▶ _OBJECTIVE_: Each entry should be quoted word for word, including every mark of punctuation.

▶ _SOURCE RECORDS_:
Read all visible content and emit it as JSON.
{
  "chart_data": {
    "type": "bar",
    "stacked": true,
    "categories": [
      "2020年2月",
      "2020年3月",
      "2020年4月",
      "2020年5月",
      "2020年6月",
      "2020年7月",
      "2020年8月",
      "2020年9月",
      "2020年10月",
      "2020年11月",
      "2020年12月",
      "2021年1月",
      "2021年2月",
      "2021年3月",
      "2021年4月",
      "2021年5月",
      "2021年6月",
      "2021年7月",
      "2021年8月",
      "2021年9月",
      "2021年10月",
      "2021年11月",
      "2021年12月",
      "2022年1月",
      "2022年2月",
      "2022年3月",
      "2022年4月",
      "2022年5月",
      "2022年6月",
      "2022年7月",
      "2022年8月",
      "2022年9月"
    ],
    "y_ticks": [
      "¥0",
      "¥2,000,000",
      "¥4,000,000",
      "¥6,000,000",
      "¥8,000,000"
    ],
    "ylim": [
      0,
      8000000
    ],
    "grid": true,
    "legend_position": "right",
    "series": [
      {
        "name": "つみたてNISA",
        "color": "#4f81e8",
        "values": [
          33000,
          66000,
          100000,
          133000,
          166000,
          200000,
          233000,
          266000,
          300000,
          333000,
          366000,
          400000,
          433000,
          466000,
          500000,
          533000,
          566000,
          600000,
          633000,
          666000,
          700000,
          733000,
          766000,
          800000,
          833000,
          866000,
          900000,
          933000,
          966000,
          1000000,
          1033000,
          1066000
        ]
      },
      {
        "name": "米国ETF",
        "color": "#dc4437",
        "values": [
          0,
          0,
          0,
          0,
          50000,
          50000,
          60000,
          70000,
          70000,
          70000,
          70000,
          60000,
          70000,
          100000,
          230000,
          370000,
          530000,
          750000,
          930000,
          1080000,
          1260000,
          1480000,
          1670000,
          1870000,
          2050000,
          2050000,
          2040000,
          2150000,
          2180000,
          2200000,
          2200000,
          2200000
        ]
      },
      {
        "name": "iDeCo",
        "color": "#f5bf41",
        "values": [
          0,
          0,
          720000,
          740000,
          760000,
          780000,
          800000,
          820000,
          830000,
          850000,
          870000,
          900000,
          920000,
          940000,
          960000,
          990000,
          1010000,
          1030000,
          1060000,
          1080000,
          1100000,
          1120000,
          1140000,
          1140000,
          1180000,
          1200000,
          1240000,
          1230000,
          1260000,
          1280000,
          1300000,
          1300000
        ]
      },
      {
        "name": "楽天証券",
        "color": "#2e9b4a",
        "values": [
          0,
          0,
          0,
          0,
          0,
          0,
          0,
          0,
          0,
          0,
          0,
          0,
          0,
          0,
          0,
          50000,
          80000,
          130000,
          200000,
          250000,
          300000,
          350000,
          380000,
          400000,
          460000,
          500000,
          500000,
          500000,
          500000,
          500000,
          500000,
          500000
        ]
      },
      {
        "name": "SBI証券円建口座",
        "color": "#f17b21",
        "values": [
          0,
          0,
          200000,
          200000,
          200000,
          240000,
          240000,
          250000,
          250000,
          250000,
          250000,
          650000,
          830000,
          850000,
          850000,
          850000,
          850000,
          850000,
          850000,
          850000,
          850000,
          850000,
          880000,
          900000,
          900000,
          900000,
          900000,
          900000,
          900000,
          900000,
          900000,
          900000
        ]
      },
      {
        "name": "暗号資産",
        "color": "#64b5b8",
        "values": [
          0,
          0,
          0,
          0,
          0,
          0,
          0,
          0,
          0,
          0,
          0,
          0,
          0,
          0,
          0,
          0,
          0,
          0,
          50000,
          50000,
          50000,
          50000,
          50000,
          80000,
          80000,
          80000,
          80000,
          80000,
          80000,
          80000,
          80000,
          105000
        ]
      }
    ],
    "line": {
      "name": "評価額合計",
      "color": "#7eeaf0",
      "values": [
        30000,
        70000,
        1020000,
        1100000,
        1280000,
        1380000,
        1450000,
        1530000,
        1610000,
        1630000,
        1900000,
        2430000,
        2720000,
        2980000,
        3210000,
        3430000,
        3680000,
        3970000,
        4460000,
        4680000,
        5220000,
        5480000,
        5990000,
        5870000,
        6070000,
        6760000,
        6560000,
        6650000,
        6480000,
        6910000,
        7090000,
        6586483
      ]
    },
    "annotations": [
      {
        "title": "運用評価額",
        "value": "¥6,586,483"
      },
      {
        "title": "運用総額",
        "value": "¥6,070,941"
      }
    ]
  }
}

▶ _RESULT FOR THIS EXERCISE_:
Read all visible content and emit it as JSON.
{
  "chart_data": {
    "type": "bar",
    "stacked": true,
    "categories": [
      "2020年2月",
      "2020年3月",
      "2020年4月",
      "2020年5月",
      "2020年6月",
      "2020年7月",
      "2020年8月",
      "2020年9月",
      "2020年10月",
      "2020年11月",
      "2020年12月",
      "2021年1月",
      "2021年2月",
      "2021年3月",
      "2021年4月",
      "2021年5月",
      "2021年6月",
      "2021年7月",
      "2021年8月",
      "2021年9月",
      "2021年10月",
      "2021年11月",
      "2021年12月",
      "2022年1月",
      "2022年2月",
      "2022年3月",
      "2022年4月",
      "2022年5月",
      "2022年6月",
      "2022年7月",
      "2022年8月",
      "2022年9月"
    ],
    "y_ticks": [
      "¥0",
      "¥2,000,000",
      "¥4,000,000",
      "¥6,000,000",
      "¥8,000,000"
    ],
    "ylim": [
      0,
      8000000
    ],
    "grid": true,
    "legend_position": "right",
    "series": [
      {
        "name": "つみたてNISA",
        "color": "#4f81e8",
        "values": [
          33000,
          66000,
          100000,
          133000,
          166000,
          200000,
          233000,
          266000,
          300000,
          333000,
          366000,
          400000,
          433000,
          466000,
          500000,
          533000,
          566000,
          600000,
          633000,
          666000,
          700000,
          733000,
          766000,
          800000,
          833000,
          866000,
          900000,
          933000,
          966000,
          1000000,
          1033000,
          1066000
        ]
      },
      {
        "name": "米国ETF",
        "color": "#dc4437",
        "values": [
          0,
          0,
          0,
          0,
          50000,
          50000,
          60000,
          70000,
          70000,
          70000,
          70000,
          60000,
          70000,
          100000,
          230000,
          370000,
          530000,
          750000,
          930000,
          1080000,
          1260000,
          1480000,
          1670000,
          1870000,
          2050000,
          2050000,
          2040000,
          2150000,
          2180000,
          2200000,
          2200000,
          2200000
        ]
      },
      {
        "name": "iDeCo",
        "color": "#f5bf41",
        "values": [
          0,
          0,
          720000,
          740000,
          760000,
          780000,
          800000,
          820000,
          830000,
          850000,
          870000,
          900000,
          920000,
          940000,
          960000,
          990000,
          1010000,
          1030000,
          1060000,
          1080000,
          1100000,
          1120000,
          1140000,
          1140000,
          1180000,
          1200000,
          1240000,
          1230000,
          1260000,
          1280000,
          1300000,
          1300000
        ]
      },
      {
        "name": "楽天証券",
        "color": "#2e9b4a",
        "values": [
          0,
          0,
          0,
          0,
          0,
          0,
          0,
          0,
          0,
          0,
          0,
          0,
          0,
          0,
          0,
          50000,
          80000,
          130000,
          200000,
          250000,
          300000,
          350000,
          380000,
          400000,
          460000,
          500000,
          500000,
          500000,
          500000,
          500000,
          500000,
          500000
        ]
      },
      {
        "name": "SBI証券円建口座",
        "color": "#f17b21",
        "values": [
          0,
          0,
          200000,
          200000,
          200000,
          240000,
          240000,
          250000,
          250000,
          250000,
          250000,
          650000,
          830000,
          850000,
          850000,
          850000,
          850000,
          850000,
          850000,
          850000,
          850000,
          850000,
          880000,
          900000,
          900000,
          900000,
          900000,
          900000,
          900000,
          900000,
          900000,
          900000
        ]
      },
      {
        "name": "暗号資産",
        "color": "#64b5b8",
        "values": [
          0,
          0,
          0,
          0,
          0,
          0,
          0,
          0,
          0,
          0,
          0,
          0,
          0,
          0,
          0,
          0,
          0,
          0,
          50000,
          50000,
          50000,
          50000,
          50000,
          80000,
          80000,
          80000,
          80000,
          80000,
          80000,
          80000,
          80000,
          105000
        ]
      }
    ],
    "line": {
      "name": "評価額合計",
      "color": "#7eeaf0",
      "values": [
        30000,
        70000,
        1020000,
        1100000,
        1280000,
        1380000,
        1450000,
        1530000,
        1610000,
        1630000,
        1900000,
        2430000,
        2720000,
        2980000,
        3210000,
        3430000,
        3680000,
        3970000,
        4460000,
        4680000,
        5220000,
        5480000,
        5990000,
        5870000,
        6070000,
        6760000,
        6560000,
        6650000,
        6480000,
        6910000,
        7090000,
        6586483
      ]
    },
    "annotations": [
      {
        "title": "運用評価額",
        "value": "¥6,586,483"
      },
      {
        "title": "運用総額",
        "value": "¥6,070,941"
      }
    ]
  }
}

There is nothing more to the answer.